╭─ Rows

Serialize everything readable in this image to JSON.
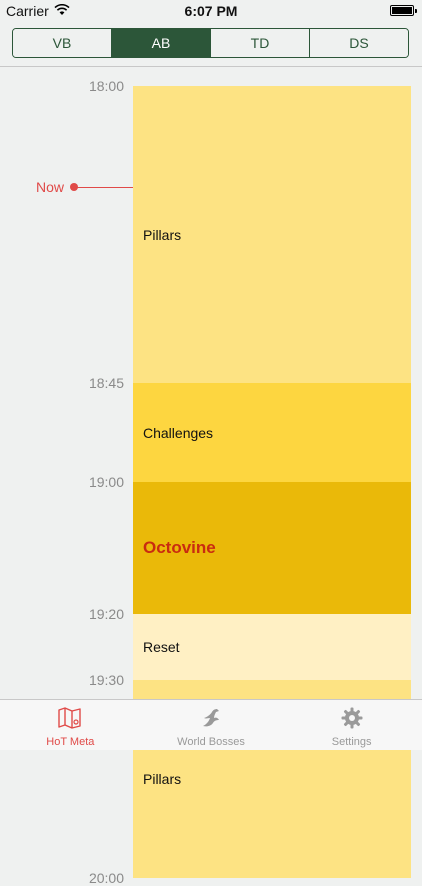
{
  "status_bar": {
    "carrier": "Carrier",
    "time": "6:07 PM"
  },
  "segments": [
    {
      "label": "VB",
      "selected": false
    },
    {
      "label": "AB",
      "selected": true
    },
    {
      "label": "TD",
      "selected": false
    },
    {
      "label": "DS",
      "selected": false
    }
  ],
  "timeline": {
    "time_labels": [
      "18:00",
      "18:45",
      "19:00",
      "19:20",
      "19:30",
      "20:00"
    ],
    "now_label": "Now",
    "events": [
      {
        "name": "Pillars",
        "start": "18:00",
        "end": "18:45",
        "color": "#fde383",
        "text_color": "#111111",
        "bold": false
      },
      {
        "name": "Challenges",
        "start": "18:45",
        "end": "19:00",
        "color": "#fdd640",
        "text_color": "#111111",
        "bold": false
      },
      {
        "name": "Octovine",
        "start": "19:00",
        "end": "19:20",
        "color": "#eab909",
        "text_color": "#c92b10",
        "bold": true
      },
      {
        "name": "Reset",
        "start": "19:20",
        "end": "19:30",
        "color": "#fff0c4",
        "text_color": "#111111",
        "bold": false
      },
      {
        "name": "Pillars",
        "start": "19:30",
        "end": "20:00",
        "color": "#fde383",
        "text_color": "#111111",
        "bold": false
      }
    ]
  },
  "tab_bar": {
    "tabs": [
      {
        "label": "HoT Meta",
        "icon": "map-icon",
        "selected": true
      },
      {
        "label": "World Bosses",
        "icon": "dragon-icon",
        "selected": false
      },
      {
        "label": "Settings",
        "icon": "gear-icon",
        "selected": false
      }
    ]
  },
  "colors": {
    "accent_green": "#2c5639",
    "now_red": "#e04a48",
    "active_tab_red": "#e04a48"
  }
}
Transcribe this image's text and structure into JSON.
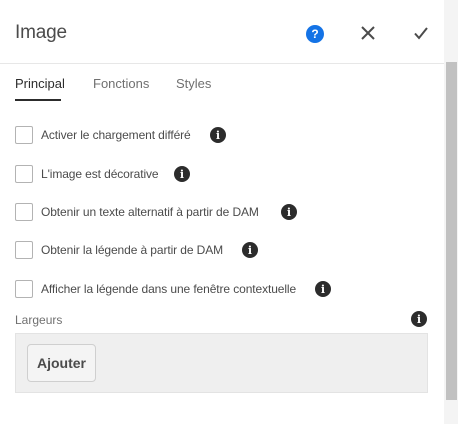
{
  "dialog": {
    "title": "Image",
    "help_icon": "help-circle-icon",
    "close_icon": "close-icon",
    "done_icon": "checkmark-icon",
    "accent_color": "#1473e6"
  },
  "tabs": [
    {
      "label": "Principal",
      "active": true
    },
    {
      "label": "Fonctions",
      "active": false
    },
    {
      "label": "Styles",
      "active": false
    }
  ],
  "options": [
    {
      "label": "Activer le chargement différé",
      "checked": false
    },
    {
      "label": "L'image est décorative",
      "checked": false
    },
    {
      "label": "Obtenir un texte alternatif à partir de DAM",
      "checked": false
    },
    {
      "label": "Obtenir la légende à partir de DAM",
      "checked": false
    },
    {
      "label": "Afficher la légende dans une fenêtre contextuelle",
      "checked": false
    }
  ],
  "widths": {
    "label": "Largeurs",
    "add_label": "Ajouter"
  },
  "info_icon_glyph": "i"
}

╰─

* [Directions for this task]
The lines to repeat start at the one holding "Transcribe this image's" and run through the last line of the records above; write them out exactly, both ends included, but not the pictures.

* [Exercise result]
Transcribe this image's text and structure into JSON.
{
  "dialog": {
    "title": "Image",
    "help_icon": "help-circle-icon",
    "close_icon": "close-icon",
    "done_icon": "checkmark-icon",
    "accent_color": "#1473e6"
  },
  "tabs": [
    {
      "label": "Principal",
      "active": true
    },
    {
      "label": "Fonctions",
      "active": false
    },
    {
      "label": "Styles",
      "active": false
    }
  ],
  "options": [
    {
      "label": "Activer le chargement différé",
      "checked": false
    },
    {
      "label": "L'image est décorative",
      "checked": false
    },
    {
      "label": "Obtenir un texte alternatif à partir de DAM",
      "checked": false
    },
    {
      "label": "Obtenir la légende à partir de DAM",
      "checked": false
    },
    {
      "label": "Afficher la légende dans une fenêtre contextuelle",
      "checked": false
    }
  ],
  "widths": {
    "label": "Largeurs",
    "add_label": "Ajouter"
  },
  "info_icon_glyph": "i"
}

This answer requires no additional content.